* **The exercise**
Transcribe all the entries word for word, skipping the pictures.

-- BEGIN Record excerpts --

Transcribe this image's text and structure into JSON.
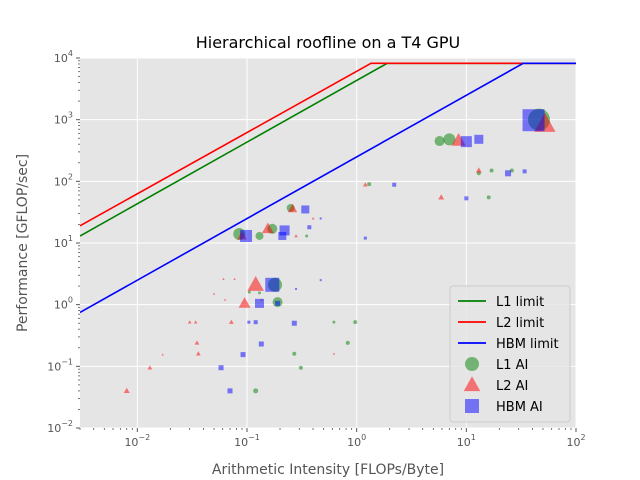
{
  "chart_data": {
    "type": "scatter",
    "title": "Hierarchical roofline on a T4 GPU",
    "xlabel": "Arithmetic Intensity [FLOPs/Byte]",
    "ylabel": "Performance [GFLOP/sec]",
    "xscale": "log",
    "yscale": "log",
    "xlim": [
      0.003,
      100
    ],
    "ylim": [
      0.01,
      10000
    ],
    "x_ticks": [
      {
        "value": 0.01,
        "base": "10",
        "exp": "−2"
      },
      {
        "value": 0.1,
        "base": "10",
        "exp": "−1"
      },
      {
        "value": 1,
        "base": "10",
        "exp": "0"
      },
      {
        "value": 10,
        "base": "10",
        "exp": "1"
      },
      {
        "value": 100,
        "base": "10",
        "exp": "2"
      }
    ],
    "y_ticks": [
      {
        "value": 0.01,
        "base": "10",
        "exp": "−2"
      },
      {
        "value": 0.1,
        "base": "10",
        "exp": "−1"
      },
      {
        "value": 1,
        "base": "10",
        "exp": "0"
      },
      {
        "value": 10,
        "base": "10",
        "exp": "1"
      },
      {
        "value": 100,
        "base": "10",
        "exp": "2"
      },
      {
        "value": 1000,
        "base": "10",
        "exp": "3"
      },
      {
        "value": 10000,
        "base": "10",
        "exp": "4"
      }
    ],
    "grid": true,
    "legend_position": "lower-right",
    "rooflines": [
      {
        "name": "L1 limit",
        "color": "#008000",
        "points": [
          [
            0.003,
            13
          ],
          [
            1.9,
            8200
          ],
          [
            100,
            8200
          ]
        ]
      },
      {
        "name": "L2 limit",
        "color": "#ff0000",
        "points": [
          [
            0.003,
            19
          ],
          [
            1.35,
            8200
          ],
          [
            100,
            8200
          ]
        ]
      },
      {
        "name": "HBM limit",
        "color": "#0000ff",
        "points": [
          [
            0.003,
            0.75
          ],
          [
            33,
            8200
          ],
          [
            100,
            8200
          ]
        ]
      }
    ],
    "series": [
      {
        "name": "L1 AI",
        "marker": "circle",
        "color": "#008000",
        "points": [
          {
            "x": 46,
            "y": 1000,
            "s": 11
          },
          {
            "x": 7,
            "y": 480,
            "s": 6
          },
          {
            "x": 5.7,
            "y": 450,
            "s": 5
          },
          {
            "x": 0.18,
            "y": 2.1,
            "s": 7
          },
          {
            "x": 0.19,
            "y": 1.1,
            "s": 5
          },
          {
            "x": 0.085,
            "y": 14,
            "s": 6
          },
          {
            "x": 0.17,
            "y": 17,
            "s": 5
          },
          {
            "x": 0.25,
            "y": 37,
            "s": 4
          },
          {
            "x": 0.13,
            "y": 13,
            "s": 4
          },
          {
            "x": 13,
            "y": 135,
            "s": 2
          },
          {
            "x": 17,
            "y": 150,
            "s": 2
          },
          {
            "x": 26,
            "y": 150,
            "s": 2
          },
          {
            "x": 16,
            "y": 55,
            "s": 2
          },
          {
            "x": 1.3,
            "y": 90,
            "s": 2
          },
          {
            "x": 0.35,
            "y": 13,
            "s": 1.5
          },
          {
            "x": 0.62,
            "y": 0.52,
            "s": 1.5
          },
          {
            "x": 0.97,
            "y": 0.52,
            "s": 2
          },
          {
            "x": 0.83,
            "y": 0.24,
            "s": 2
          },
          {
            "x": 0.27,
            "y": 0.16,
            "s": 2
          },
          {
            "x": 0.31,
            "y": 0.095,
            "s": 2
          },
          {
            "x": 0.12,
            "y": 0.04,
            "s": 2.5
          },
          {
            "x": 0.105,
            "y": 1.6,
            "s": 1.5
          },
          {
            "x": 0.13,
            "y": 1.55,
            "s": 1.5
          }
        ]
      },
      {
        "name": "L2 AI",
        "marker": "triangle",
        "color": "#ff0000",
        "points": [
          {
            "x": 52,
            "y": 850,
            "s": 9
          },
          {
            "x": 8.5,
            "y": 460,
            "s": 6
          },
          {
            "x": 0.12,
            "y": 2.1,
            "s": 7
          },
          {
            "x": 0.095,
            "y": 1.05,
            "s": 5
          },
          {
            "x": 0.155,
            "y": 17,
            "s": 5
          },
          {
            "x": 0.26,
            "y": 36,
            "s": 4
          },
          {
            "x": 0.09,
            "y": 13,
            "s": 4
          },
          {
            "x": 13,
            "y": 150,
            "s": 2.5
          },
          {
            "x": 5.9,
            "y": 55,
            "s": 2.5
          },
          {
            "x": 1.2,
            "y": 88,
            "s": 2
          },
          {
            "x": 0.28,
            "y": 13,
            "s": 1.5
          },
          {
            "x": 0.4,
            "y": 25,
            "s": 1.2
          },
          {
            "x": 0.072,
            "y": 0.52,
            "s": 2
          },
          {
            "x": 0.035,
            "y": 0.24,
            "s": 2
          },
          {
            "x": 0.036,
            "y": 0.16,
            "s": 2
          },
          {
            "x": 0.03,
            "y": 0.52,
            "s": 1.5
          },
          {
            "x": 0.034,
            "y": 0.52,
            "s": 1.5
          },
          {
            "x": 0.013,
            "y": 0.095,
            "s": 2
          },
          {
            "x": 0.008,
            "y": 0.04,
            "s": 2.5
          },
          {
            "x": 0.017,
            "y": 0.155,
            "s": 1
          },
          {
            "x": 0.05,
            "y": 1.5,
            "s": 1
          },
          {
            "x": 0.061,
            "y": 2.6,
            "s": 1
          },
          {
            "x": 0.077,
            "y": 2.6,
            "s": 1
          },
          {
            "x": 0.063,
            "y": 1.2,
            "s": 1
          },
          {
            "x": 0.135,
            "y": 1.2,
            "s": 1
          },
          {
            "x": 0.62,
            "y": 0.16,
            "s": 1
          }
        ]
      },
      {
        "name": "HBM AI",
        "marker": "square",
        "color": "#0000ff",
        "points": [
          {
            "x": 41,
            "y": 980,
            "s": 11
          },
          {
            "x": 10,
            "y": 440,
            "s": 5.5
          },
          {
            "x": 13,
            "y": 480,
            "s": 4.5
          },
          {
            "x": 0.17,
            "y": 2.1,
            "s": 7
          },
          {
            "x": 0.13,
            "y": 1.05,
            "s": 4.5
          },
          {
            "x": 0.098,
            "y": 13,
            "s": 6
          },
          {
            "x": 0.22,
            "y": 16,
            "s": 5
          },
          {
            "x": 0.34,
            "y": 35,
            "s": 4
          },
          {
            "x": 0.21,
            "y": 13,
            "s": 4
          },
          {
            "x": 24,
            "y": 135,
            "s": 3
          },
          {
            "x": 34,
            "y": 145,
            "s": 2
          },
          {
            "x": 10,
            "y": 53,
            "s": 2
          },
          {
            "x": 2.2,
            "y": 88,
            "s": 2
          },
          {
            "x": 0.19,
            "y": 1.05,
            "s": 2.5
          },
          {
            "x": 0.27,
            "y": 0.5,
            "s": 2.5
          },
          {
            "x": 0.092,
            "y": 0.155,
            "s": 2.5
          },
          {
            "x": 0.135,
            "y": 0.23,
            "s": 2.5
          },
          {
            "x": 0.058,
            "y": 0.095,
            "s": 2.5
          },
          {
            "x": 0.07,
            "y": 0.04,
            "s": 2.5
          },
          {
            "x": 0.12,
            "y": 0.52,
            "s": 2
          },
          {
            "x": 0.104,
            "y": 0.52,
            "s": 1.5
          },
          {
            "x": 0.37,
            "y": 18,
            "s": 2
          },
          {
            "x": 1.2,
            "y": 12,
            "s": 1.5
          },
          {
            "x": 0.47,
            "y": 25,
            "s": 1
          },
          {
            "x": 0.47,
            "y": 2.5,
            "s": 1
          },
          {
            "x": 0.28,
            "y": 1.8,
            "s": 1
          }
        ]
      }
    ]
  }
}
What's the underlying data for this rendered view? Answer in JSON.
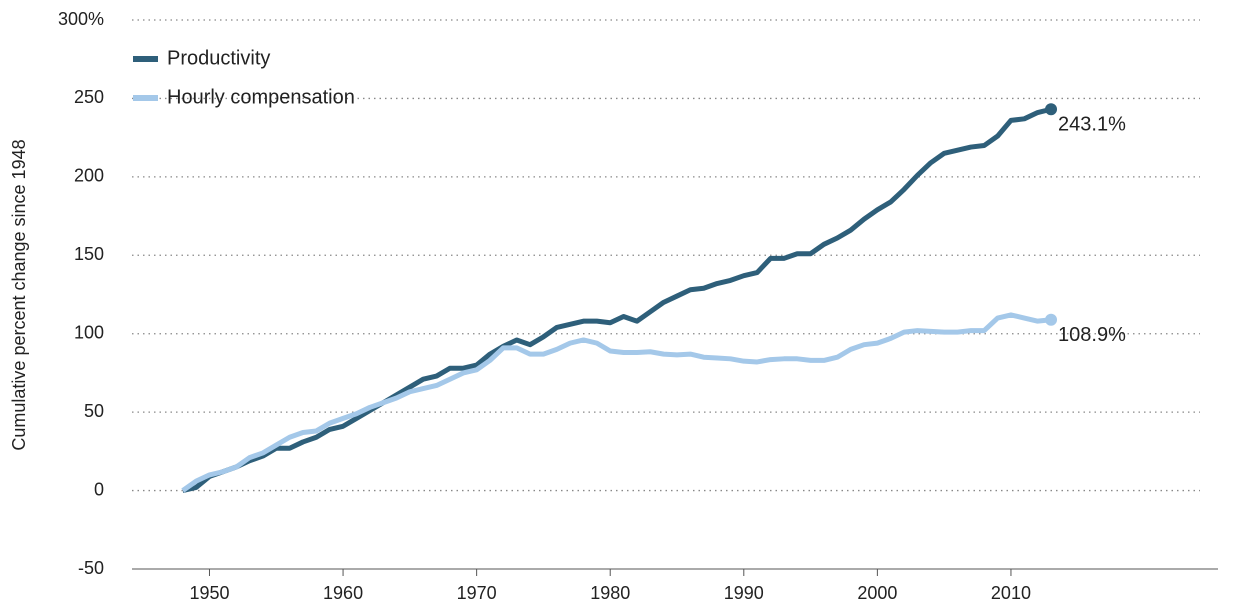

-- END Record excerpts --

* **Response**
Transcribe this image's text and structure into JSON.
{
  "chart_data": {
    "type": "scatter",
    "title": "Hierarchical roofline on a T4 GPU",
    "xlabel": "Arithmetic Intensity [FLOPs/Byte]",
    "ylabel": "Performance [GFLOP/sec]",
    "xscale": "log",
    "yscale": "log",
    "xlim": [
      0.003,
      100
    ],
    "ylim": [
      0.01,
      10000
    ],
    "x_ticks": [
      {
        "value": 0.01,
        "base": "10",
        "exp": "−2"
      },
      {
        "value": 0.1,
        "base": "10",
        "exp": "−1"
      },
      {
        "value": 1,
        "base": "10",
        "exp": "0"
      },
      {
        "value": 10,
        "base": "10",
        "exp": "1"
      },
      {
        "value": 100,
        "base": "10",
        "exp": "2"
      }
    ],
    "y_ticks": [
      {
        "value": 0.01,
        "base": "10",
        "exp": "−2"
      },
      {
        "value": 0.1,
        "base": "10",
        "exp": "−1"
      },
      {
        "value": 1,
        "base": "10",
        "exp": "0"
      },
      {
        "value": 10,
        "base": "10",
        "exp": "1"
      },
      {
        "value": 100,
        "base": "10",
        "exp": "2"
      },
      {
        "value": 1000,
        "base": "10",
        "exp": "3"
      },
      {
        "value": 10000,
        "base": "10",
        "exp": "4"
      }
    ],
    "grid": true,
    "legend_position": "lower-right",
    "rooflines": [
      {
        "name": "L1 limit",
        "color": "#008000",
        "points": [
          [
            0.003,
            13
          ],
          [
            1.9,
            8200
          ],
          [
            100,
            8200
          ]
        ]
      },
      {
        "name": "L2 limit",
        "color": "#ff0000",
        "points": [
          [
            0.003,
            19
          ],
          [
            1.35,
            8200
          ],
          [
            100,
            8200
          ]
        ]
      },
      {
        "name": "HBM limit",
        "color": "#0000ff",
        "points": [
          [
            0.003,
            0.75
          ],
          [
            33,
            8200
          ],
          [
            100,
            8200
          ]
        ]
      }
    ],
    "series": [
      {
        "name": "L1 AI",
        "marker": "circle",
        "color": "#008000",
        "points": [
          {
            "x": 46,
            "y": 1000,
            "s": 11
          },
          {
            "x": 7,
            "y": 480,
            "s": 6
          },
          {
            "x": 5.7,
            "y": 450,
            "s": 5
          },
          {
            "x": 0.18,
            "y": 2.1,
            "s": 7
          },
          {
            "x": 0.19,
            "y": 1.1,
            "s": 5
          },
          {
            "x": 0.085,
            "y": 14,
            "s": 6
          },
          {
            "x": 0.17,
            "y": 17,
            "s": 5
          },
          {
            "x": 0.25,
            "y": 37,
            "s": 4
          },
          {
            "x": 0.13,
            "y": 13,
            "s": 4
          },
          {
            "x": 13,
            "y": 135,
            "s": 2
          },
          {
            "x": 17,
            "y": 150,
            "s": 2
          },
          {
            "x": 26,
            "y": 150,
            "s": 2
          },
          {
            "x": 16,
            "y": 55,
            "s": 2
          },
          {
            "x": 1.3,
            "y": 90,
            "s": 2
          },
          {
            "x": 0.35,
            "y": 13,
            "s": 1.5
          },
          {
            "x": 0.62,
            "y": 0.52,
            "s": 1.5
          },
          {
            "x": 0.97,
            "y": 0.52,
            "s": 2
          },
          {
            "x": 0.83,
            "y": 0.24,
            "s": 2
          },
          {
            "x": 0.27,
            "y": 0.16,
            "s": 2
          },
          {
            "x": 0.31,
            "y": 0.095,
            "s": 2
          },
          {
            "x": 0.12,
            "y": 0.04,
            "s": 2.5
          },
          {
            "x": 0.105,
            "y": 1.6,
            "s": 1.5
          },
          {
            "x": 0.13,
            "y": 1.55,
            "s": 1.5
          }
        ]
      },
      {
        "name": "L2 AI",
        "marker": "triangle",
        "color": "#ff0000",
        "points": [
          {
            "x": 52,
            "y": 850,
            "s": 9
          },
          {
            "x": 8.5,
            "y": 460,
            "s": 6
          },
          {
            "x": 0.12,
            "y": 2.1,
            "s": 7
          },
          {
            "x": 0.095,
            "y": 1.05,
            "s": 5
          },
          {
            "x": 0.155,
            "y": 17,
            "s": 5
          },
          {
            "x": 0.26,
            "y": 36,
            "s": 4
          },
          {
            "x": 0.09,
            "y": 13,
            "s": 4
          },
          {
            "x": 13,
            "y": 150,
            "s": 2.5
          },
          {
            "x": 5.9,
            "y": 55,
            "s": 2.5
          },
          {
            "x": 1.2,
            "y": 88,
            "s": 2
          },
          {
            "x": 0.28,
            "y": 13,
            "s": 1.5
          },
          {
            "x": 0.4,
            "y": 25,
            "s": 1.2
          },
          {
            "x": 0.072,
            "y": 0.52,
            "s": 2
          },
          {
            "x": 0.035,
            "y": 0.24,
            "s": 2
          },
          {
            "x": 0.036,
            "y": 0.16,
            "s": 2
          },
          {
            "x": 0.03,
            "y": 0.52,
            "s": 1.5
          },
          {
            "x": 0.034,
            "y": 0.52,
            "s": 1.5
          },
          {
            "x": 0.013,
            "y": 0.095,
            "s": 2
          },
          {
            "x": 0.008,
            "y": 0.04,
            "s": 2.5
          },
          {
            "x": 0.017,
            "y": 0.155,
            "s": 1
          },
          {
            "x": 0.05,
            "y": 1.5,
            "s": 1
          },
          {
            "x": 0.061,
            "y": 2.6,
            "s": 1
          },
          {
            "x": 0.077,
            "y": 2.6,
            "s": 1
          },
          {
            "x": 0.063,
            "y": 1.2,
            "s": 1
          },
          {
            "x": 0.135,
            "y": 1.2,
            "s": 1
          },
          {
            "x": 0.62,
            "y": 0.16,
            "s": 1
          }
        ]
      },
      {
        "name": "HBM AI",
        "marker": "square",
        "color": "#0000ff",
        "points": [
          {
            "x": 41,
            "y": 980,
            "s": 11
          },
          {
            "x": 10,
            "y": 440,
            "s": 5.5
          },
          {
            "x": 13,
            "y": 480,
            "s": 4.5
          },
          {
            "x": 0.17,
            "y": 2.1,
            "s": 7
          },
          {
            "x": 0.13,
            "y": 1.05,
            "s": 4.5
          },
          {
            "x": 0.098,
            "y": 13,
            "s": 6
          },
          {
            "x": 0.22,
            "y": 16,
            "s": 5
          },
          {
            "x": 0.34,
            "y": 35,
            "s": 4
          },
          {
            "x": 0.21,
            "y": 13,
            "s": 4
          },
          {
            "x": 24,
            "y": 135,
            "s": 3
          },
          {
            "x": 34,
            "y": 145,
            "s": 2
          },
          {
            "x": 10,
            "y": 53,
            "s": 2
          },
          {
            "x": 2.2,
            "y": 88,
            "s": 2
          },
          {
            "x": 0.19,
            "y": 1.05,
            "s": 2.5
          },
          {
            "x": 0.27,
            "y": 0.5,
            "s": 2.5
          },
          {
            "x": 0.092,
            "y": 0.155,
            "s": 2.5
          },
          {
            "x": 0.135,
            "y": 0.23,
            "s": 2.5
          },
          {
            "x": 0.058,
            "y": 0.095,
            "s": 2.5
          },
          {
            "x": 0.07,
            "y": 0.04,
            "s": 2.5
          },
          {
            "x": 0.12,
            "y": 0.52,
            "s": 2
          },
          {
            "x": 0.104,
            "y": 0.52,
            "s": 1.5
          },
          {
            "x": 0.37,
            "y": 18,
            "s": 2
          },
          {
            "x": 1.2,
            "y": 12,
            "s": 1.5
          },
          {
            "x": 0.47,
            "y": 25,
            "s": 1
          },
          {
            "x": 0.47,
            "y": 2.5,
            "s": 1
          },
          {
            "x": 0.28,
            "y": 1.8,
            "s": 1
          }
        ]
      }
    ]
  }
}
What's the underlying data for this rendered view? Answer in JSON.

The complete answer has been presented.